-- Dataset start --

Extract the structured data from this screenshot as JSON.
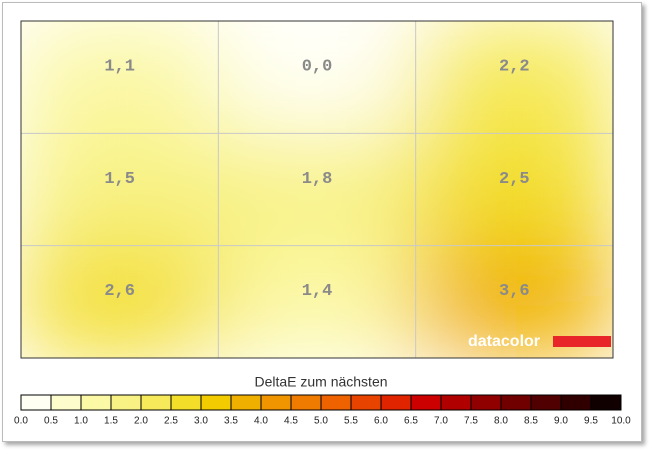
{
  "chart_data": {
    "type": "heatmap",
    "title": "DeltaE zum nächsten",
    "watermark": "datacolor",
    "values": [
      [
        1.1,
        0.0,
        2.2
      ],
      [
        1.5,
        1.8,
        2.5
      ],
      [
        2.6,
        1.4,
        3.6
      ]
    ],
    "value_labels": [
      [
        "1,1",
        "0,0",
        "2,2"
      ],
      [
        "1,5",
        "1,8",
        "2,5"
      ],
      [
        "2,6",
        "1,4",
        "3,6"
      ]
    ],
    "grid": true,
    "colorbar_ticks": [
      {
        "value": 0,
        "label": "0.0"
      },
      {
        "value": 0.5,
        "label": "0.5"
      },
      {
        "value": 1,
        "label": "1.0"
      },
      {
        "value": 1.5,
        "label": "1.5"
      },
      {
        "value": 2,
        "label": "2.0"
      },
      {
        "value": 2.5,
        "label": "2.5"
      },
      {
        "value": 3,
        "label": "3.0"
      },
      {
        "value": 3.5,
        "label": "3.5"
      },
      {
        "value": 4,
        "label": "4.0"
      },
      {
        "value": 4.5,
        "label": "4.5"
      },
      {
        "value": 5,
        "label": "5.0"
      },
      {
        "value": 5.5,
        "label": "5.5"
      },
      {
        "value": 6,
        "label": "6.0"
      },
      {
        "value": 6.5,
        "label": "6.5"
      },
      {
        "value": 7,
        "label": "7.0"
      },
      {
        "value": 7.5,
        "label": "7.5"
      },
      {
        "value": 8,
        "label": "8.0"
      },
      {
        "value": 8.5,
        "label": "8.5"
      },
      {
        "value": 9,
        "label": "9.0"
      },
      {
        "value": 9.5,
        "label": "9.5"
      },
      {
        "value": 10,
        "label": "10.0"
      }
    ],
    "colorbar_colors": [
      "#fffff4",
      "#fdfccc",
      "#fbf8a6",
      "#f8f284",
      "#f6ea5a",
      "#f3de2a",
      "#f2cc00",
      "#f0b000",
      "#f09400",
      "#ef7c00",
      "#ee6200",
      "#e84400",
      "#e02400",
      "#cc0000",
      "#b00000",
      "#900000",
      "#700000",
      "#500000",
      "#300000",
      "#100000"
    ]
  }
}
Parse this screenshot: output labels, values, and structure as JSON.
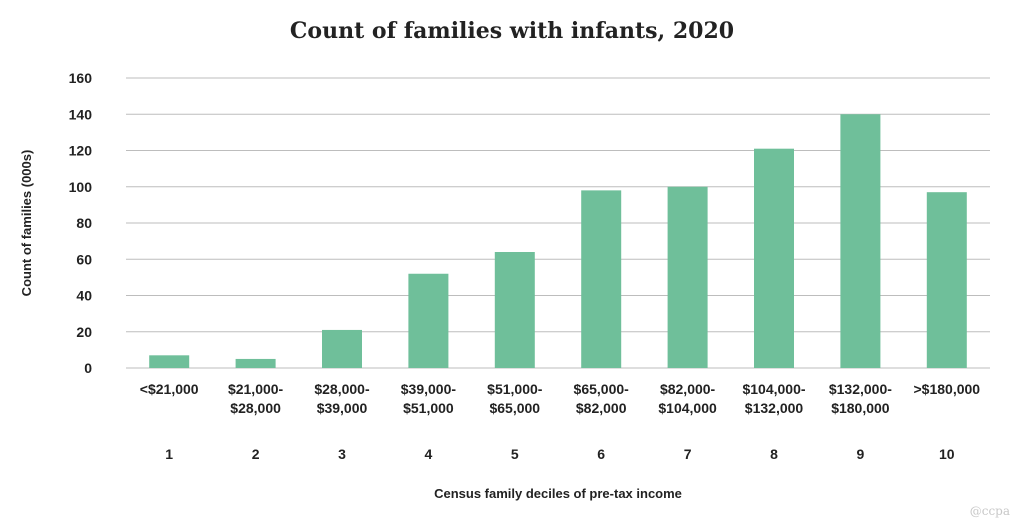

-- Dataset end --

■ Aim of the exercise
Find all the lines containing "values" in the material, then copy them.

■ The output
    "values": [
Parse this screenshot: output labels, values, and structure as JSON.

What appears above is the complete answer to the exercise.